Go through the data below and copy it exactly, skipping every picture.

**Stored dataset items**
========================

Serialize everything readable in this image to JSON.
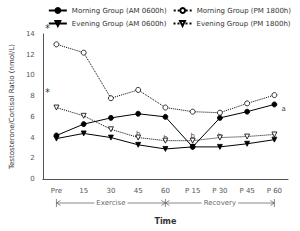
{
  "chart_data": {
    "type": "line",
    "xlabel": "Time",
    "ylabel": "Testosterone/Cortisol Ratio (nmol/L)",
    "categories": [
      "Pre",
      "15",
      "30",
      "45",
      "60",
      "P 15",
      "P 30",
      "P 45",
      "P 60"
    ],
    "series": [
      {
        "name": "Morning Group (AM 0600h)",
        "color": "black",
        "marker": "circle",
        "line_style": "solid",
        "values": [
          4.2,
          5.3,
          5.9,
          6.3,
          6.0,
          3.1,
          5.9,
          6.5,
          7.2
        ]
      },
      {
        "name": "Morning Group (PM 1800h)",
        "color": "black",
        "marker": "circle_open",
        "line_style": "dotted",
        "values": [
          13.0,
          12.2,
          7.8,
          8.6,
          6.9,
          6.5,
          6.4,
          7.3,
          8.1
        ]
      },
      {
        "name": "Evening Group (AM 0600h)",
        "color": "black",
        "marker": "triangle_down",
        "line_style": "solid",
        "values": [
          3.9,
          4.4,
          4.0,
          3.3,
          2.9,
          3.1,
          3.1,
          3.4,
          3.8
        ]
      },
      {
        "name": "Evening Group (PM 1800h)",
        "color": "black",
        "marker": "triangle_down_open",
        "line_style": "dotted",
        "values": [
          6.9,
          6.1,
          4.8,
          4.0,
          3.7,
          3.7,
          4.0,
          4.1,
          4.3
        ]
      }
    ],
    "ylim": [
      0,
      14
    ],
    "yticks": [
      0,
      2,
      4,
      6,
      8,
      10,
      12,
      14
    ],
    "grid": false,
    "legend": "upper right",
    "annotations": [
      {
        "text": "*",
        "x": "Pre",
        "y": 13.55
      },
      {
        "text": "*",
        "x": "Pre",
        "y": 7.4
      },
      {
        "text": "b",
        "x": "45",
        "y": 3.55
      },
      {
        "text": "b",
        "x": "60",
        "y": 3.15
      },
      {
        "text": "b",
        "x": "P 15",
        "y": 3.35
      },
      {
        "text": "b",
        "x": "P 30",
        "y": 3.35
      },
      {
        "text": "a",
        "x": "P 60",
        "y": 6.8
      },
      {
        "text": "Exercise",
        "from": "Pre",
        "to": "60"
      },
      {
        "text": "Recovery",
        "from": "60",
        "to": "P 60"
      }
    ]
  }
}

========================

**Result of the task**
Serialize everything readable in this image to JSON.
{
  "chart_data": {
    "type": "line",
    "xlabel": "Time",
    "ylabel": "Testosterone/Cortisol Ratio (nmol/L)",
    "categories": [
      "Pre",
      "15",
      "30",
      "45",
      "60",
      "P 15",
      "P 30",
      "P 45",
      "P 60"
    ],
    "series": [
      {
        "name": "Morning Group (AM 0600h)",
        "color": "black",
        "marker": "circle",
        "line_style": "solid",
        "values": [
          4.2,
          5.3,
          5.9,
          6.3,
          6.0,
          3.1,
          5.9,
          6.5,
          7.2
        ]
      },
      {
        "name": "Morning Group (PM 1800h)",
        "color": "black",
        "marker": "circle_open",
        "line_style": "dotted",
        "values": [
          13.0,
          12.2,
          7.8,
          8.6,
          6.9,
          6.5,
          6.4,
          7.3,
          8.1
        ]
      },
      {
        "name": "Evening Group (AM 0600h)",
        "color": "black",
        "marker": "triangle_down",
        "line_style": "solid",
        "values": [
          3.9,
          4.4,
          4.0,
          3.3,
          2.9,
          3.1,
          3.1,
          3.4,
          3.8
        ]
      },
      {
        "name": "Evening Group (PM 1800h)",
        "color": "black",
        "marker": "triangle_down_open",
        "line_style": "dotted",
        "values": [
          6.9,
          6.1,
          4.8,
          4.0,
          3.7,
          3.7,
          4.0,
          4.1,
          4.3
        ]
      }
    ],
    "ylim": [
      0,
      14
    ],
    "yticks": [
      0,
      2,
      4,
      6,
      8,
      10,
      12,
      14
    ],
    "grid": false,
    "legend": "upper right",
    "annotations": [
      {
        "text": "*",
        "x": "Pre",
        "y": 13.55
      },
      {
        "text": "*",
        "x": "Pre",
        "y": 7.4
      },
      {
        "text": "b",
        "x": "45",
        "y": 3.55
      },
      {
        "text": "b",
        "x": "60",
        "y": 3.15
      },
      {
        "text": "b",
        "x": "P 15",
        "y": 3.35
      },
      {
        "text": "b",
        "x": "P 30",
        "y": 3.35
      },
      {
        "text": "a",
        "x": "P 60",
        "y": 6.8
      },
      {
        "text": "Exercise",
        "from": "Pre",
        "to": "60"
      },
      {
        "text": "Recovery",
        "from": "60",
        "to": "P 60"
      }
    ]
  }
}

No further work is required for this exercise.